Data for processing
....
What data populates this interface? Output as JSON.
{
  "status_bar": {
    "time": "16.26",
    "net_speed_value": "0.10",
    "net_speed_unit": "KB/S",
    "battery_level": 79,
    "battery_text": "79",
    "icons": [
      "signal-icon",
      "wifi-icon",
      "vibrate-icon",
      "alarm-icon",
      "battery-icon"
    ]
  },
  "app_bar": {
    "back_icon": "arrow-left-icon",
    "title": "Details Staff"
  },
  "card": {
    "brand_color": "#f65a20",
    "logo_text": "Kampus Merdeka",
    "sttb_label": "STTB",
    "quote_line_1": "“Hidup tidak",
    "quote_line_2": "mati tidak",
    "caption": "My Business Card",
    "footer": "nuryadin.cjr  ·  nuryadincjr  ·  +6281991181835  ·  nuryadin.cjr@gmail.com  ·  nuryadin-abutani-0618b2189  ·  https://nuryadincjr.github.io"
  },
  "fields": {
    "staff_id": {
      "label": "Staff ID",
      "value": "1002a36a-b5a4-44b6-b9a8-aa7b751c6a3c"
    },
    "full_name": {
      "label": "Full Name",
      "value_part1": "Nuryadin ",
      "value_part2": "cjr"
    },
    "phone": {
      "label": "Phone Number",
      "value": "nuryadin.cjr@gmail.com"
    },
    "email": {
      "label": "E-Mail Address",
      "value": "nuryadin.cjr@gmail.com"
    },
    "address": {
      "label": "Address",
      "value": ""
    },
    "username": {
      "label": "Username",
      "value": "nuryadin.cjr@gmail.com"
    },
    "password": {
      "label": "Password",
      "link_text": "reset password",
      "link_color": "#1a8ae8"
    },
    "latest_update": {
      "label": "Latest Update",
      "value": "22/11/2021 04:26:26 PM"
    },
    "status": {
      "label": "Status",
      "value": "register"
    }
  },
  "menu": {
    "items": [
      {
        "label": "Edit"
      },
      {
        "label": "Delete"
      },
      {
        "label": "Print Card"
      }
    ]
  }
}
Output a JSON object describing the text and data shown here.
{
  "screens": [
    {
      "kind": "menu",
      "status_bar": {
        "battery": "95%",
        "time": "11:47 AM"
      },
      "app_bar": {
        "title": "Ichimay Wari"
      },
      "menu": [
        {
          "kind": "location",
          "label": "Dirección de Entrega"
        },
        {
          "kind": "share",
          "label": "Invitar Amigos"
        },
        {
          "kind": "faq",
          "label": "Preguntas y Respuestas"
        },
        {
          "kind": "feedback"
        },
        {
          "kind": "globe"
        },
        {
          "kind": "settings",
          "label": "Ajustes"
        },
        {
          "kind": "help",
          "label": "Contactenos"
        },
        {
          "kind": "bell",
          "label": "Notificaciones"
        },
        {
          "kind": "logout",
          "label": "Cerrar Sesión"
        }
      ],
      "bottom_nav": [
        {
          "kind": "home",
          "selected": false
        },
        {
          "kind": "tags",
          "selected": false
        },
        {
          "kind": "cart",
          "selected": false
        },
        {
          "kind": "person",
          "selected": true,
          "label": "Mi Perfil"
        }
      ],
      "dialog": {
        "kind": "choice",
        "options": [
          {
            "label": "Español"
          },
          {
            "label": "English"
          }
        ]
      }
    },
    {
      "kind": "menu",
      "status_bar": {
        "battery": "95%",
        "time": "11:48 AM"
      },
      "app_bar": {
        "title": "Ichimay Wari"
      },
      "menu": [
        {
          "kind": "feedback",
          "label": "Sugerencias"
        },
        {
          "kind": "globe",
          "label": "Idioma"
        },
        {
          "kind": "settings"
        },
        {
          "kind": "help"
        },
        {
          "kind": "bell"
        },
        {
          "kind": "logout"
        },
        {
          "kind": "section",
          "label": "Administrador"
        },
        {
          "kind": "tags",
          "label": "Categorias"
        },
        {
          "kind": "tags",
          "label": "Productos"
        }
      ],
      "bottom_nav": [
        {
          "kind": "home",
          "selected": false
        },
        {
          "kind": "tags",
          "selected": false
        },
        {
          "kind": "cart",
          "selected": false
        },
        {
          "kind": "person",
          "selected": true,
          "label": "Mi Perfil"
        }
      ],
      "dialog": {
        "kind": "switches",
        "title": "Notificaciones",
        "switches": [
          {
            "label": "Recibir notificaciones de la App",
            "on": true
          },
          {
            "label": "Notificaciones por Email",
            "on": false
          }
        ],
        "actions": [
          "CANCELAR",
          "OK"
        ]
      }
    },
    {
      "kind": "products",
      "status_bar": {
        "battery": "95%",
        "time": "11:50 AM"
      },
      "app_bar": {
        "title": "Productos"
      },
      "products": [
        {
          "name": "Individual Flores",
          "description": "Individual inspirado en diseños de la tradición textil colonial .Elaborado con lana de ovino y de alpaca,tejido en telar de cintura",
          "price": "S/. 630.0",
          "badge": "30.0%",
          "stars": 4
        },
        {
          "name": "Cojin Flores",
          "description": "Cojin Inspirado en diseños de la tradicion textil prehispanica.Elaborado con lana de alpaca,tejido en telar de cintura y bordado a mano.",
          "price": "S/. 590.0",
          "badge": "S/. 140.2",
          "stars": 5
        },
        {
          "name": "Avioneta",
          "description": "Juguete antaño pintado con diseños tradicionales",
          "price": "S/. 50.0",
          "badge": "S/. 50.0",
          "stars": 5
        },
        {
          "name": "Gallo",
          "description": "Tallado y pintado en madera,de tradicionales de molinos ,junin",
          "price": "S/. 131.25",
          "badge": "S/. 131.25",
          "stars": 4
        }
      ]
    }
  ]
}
....
Exercise
All of the records must be repeated exactly.

The output
What data populates this interface? Output as JSON.
{
  "status_bar": {
    "time": "16.26",
    "net_speed_value": "0.10",
    "net_speed_unit": "KB/S",
    "battery_level": 79,
    "battery_text": "79",
    "icons": [
      "signal-icon",
      "wifi-icon",
      "vibrate-icon",
      "alarm-icon",
      "battery-icon"
    ]
  },
  "app_bar": {
    "back_icon": "arrow-left-icon",
    "title": "Details Staff"
  },
  "card": {
    "brand_color": "#f65a20",
    "logo_text": "Kampus Merdeka",
    "sttb_label": "STTB",
    "quote_line_1": "“Hidup tidak",
    "quote_line_2": "mati tidak",
    "caption": "My Business Card",
    "footer": "nuryadin.cjr  ·  nuryadincjr  ·  +6281991181835  ·  nuryadin.cjr@gmail.com  ·  nuryadin-abutani-0618b2189  ·  https://nuryadincjr.github.io"
  },
  "fields": {
    "staff_id": {
      "label": "Staff ID",
      "value": "1002a36a-b5a4-44b6-b9a8-aa7b751c6a3c"
    },
    "full_name": {
      "label": "Full Name",
      "value_part1": "Nuryadin ",
      "value_part2": "cjr"
    },
    "phone": {
      "label": "Phone Number",
      "value": "nuryadin.cjr@gmail.com"
    },
    "email": {
      "label": "E-Mail Address",
      "value": "nuryadin.cjr@gmail.com"
    },
    "address": {
      "label": "Address",
      "value": ""
    },
    "username": {
      "label": "Username",
      "value": "nuryadin.cjr@gmail.com"
    },
    "password": {
      "label": "Password",
      "link_text": "reset password",
      "link_color": "#1a8ae8"
    },
    "latest_update": {
      "label": "Latest Update",
      "value": "22/11/2021 04:26:26 PM"
    },
    "status": {
      "label": "Status",
      "value": "register"
    }
  },
  "menu": {
    "items": [
      {
        "label": "Edit"
      },
      {
        "label": "Delete"
      },
      {
        "label": "Print Card"
      }
    ]
  }
}
Output a JSON object describing the text and data shown here.
{
  "screens": [
    {
      "kind": "menu",
      "status_bar": {
        "battery": "95%",
        "time": "11:47 AM"
      },
      "app_bar": {
        "title": "Ichimay Wari"
      },
      "menu": [
        {
          "kind": "location",
          "label": "Dirección de Entrega"
        },
        {
          "kind": "share",
          "label": "Invitar Amigos"
        },
        {
          "kind": "faq",
          "label": "Preguntas y Respuestas"
        },
        {
          "kind": "feedback"
        },
        {
          "kind": "globe"
        },
        {
          "kind": "settings",
          "label": "Ajustes"
        },
        {
          "kind": "help",
          "label": "Contactenos"
        },
        {
          "kind": "bell",
          "label": "Notificaciones"
        },
        {
          "kind": "logout",
          "label": "Cerrar Sesión"
        }
      ],
      "bottom_nav": [
        {
          "kind": "home",
          "selected": false
        },
        {
          "kind": "tags",
          "selected": false
        },
        {
          "kind": "cart",
          "selected": false
        },
        {
          "kind": "person",
          "selected": true,
          "label": "Mi Perfil"
        }
      ],
      "dialog": {
        "kind": "choice",
        "options": [
          {
            "label": "Español"
          },
          {
            "label": "English"
          }
        ]
      }
    },
    {
      "kind": "menu",
      "status_bar": {
        "battery": "95%",
        "time": "11:48 AM"
      },
      "app_bar": {
        "title": "Ichimay Wari"
      },
      "menu": [
        {
          "kind": "feedback",
          "label": "Sugerencias"
        },
        {
          "kind": "globe",
          "label": "Idioma"
        },
        {
          "kind": "settings"
        },
        {
          "kind": "help"
        },
        {
          "kind": "bell"
        },
        {
          "kind": "logout"
        },
        {
          "kind": "section",
          "label": "Administrador"
        },
        {
          "kind": "tags",
          "label": "Categorias"
        },
        {
          "kind": "tags",
          "label": "Productos"
        }
      ],
      "bottom_nav": [
        {
          "kind": "home",
          "selected": false
        },
        {
          "kind": "tags",
          "selected": false
        },
        {
          "kind": "cart",
          "selected": false
        },
        {
          "kind": "person",
          "selected": true,
          "label": "Mi Perfil"
        }
      ],
      "dialog": {
        "kind": "switches",
        "title": "Notificaciones",
        "switches": [
          {
            "label": "Recibir notificaciones de la App",
            "on": true
          },
          {
            "label": "Notificaciones por Email",
            "on": false
          }
        ],
        "actions": [
          "CANCELAR",
          "OK"
        ]
      }
    },
    {
      "kind": "products",
      "status_bar": {
        "battery": "95%",
        "time": "11:50 AM"
      },
      "app_bar": {
        "title": "Productos"
      },
      "products": [
        {
          "name": "Individual Flores",
          "description": "Individual inspirado en diseños de la tradición textil colonial .Elaborado con lana de ovino y de alpaca,tejido en telar de cintura",
          "price": "S/. 630.0",
          "badge": "30.0%",
          "stars": 4
        },
        {
          "name": "Cojin Flores",
          "description": "Cojin Inspirado en diseños de la tradicion textil prehispanica.Elaborado con lana de alpaca,tejido en telar de cintura y bordado a mano.",
          "price": "S/. 590.0",
          "badge": "S/. 140.2",
          "stars": 5
        },
        {
          "name": "Avioneta",
          "description": "Juguete antaño pintado con diseños tradicionales",
          "price": "S/. 50.0",
          "badge": "S/. 50.0",
          "stars": 5
        },
        {
          "name": "Gallo",
          "description": "Tallado y pintado en madera,de tradicionales de molinos ,junin",
          "price": "S/. 131.25",
          "badge": "S/. 131.25",
          "stars": 4
        }
      ]
    }
  ]
}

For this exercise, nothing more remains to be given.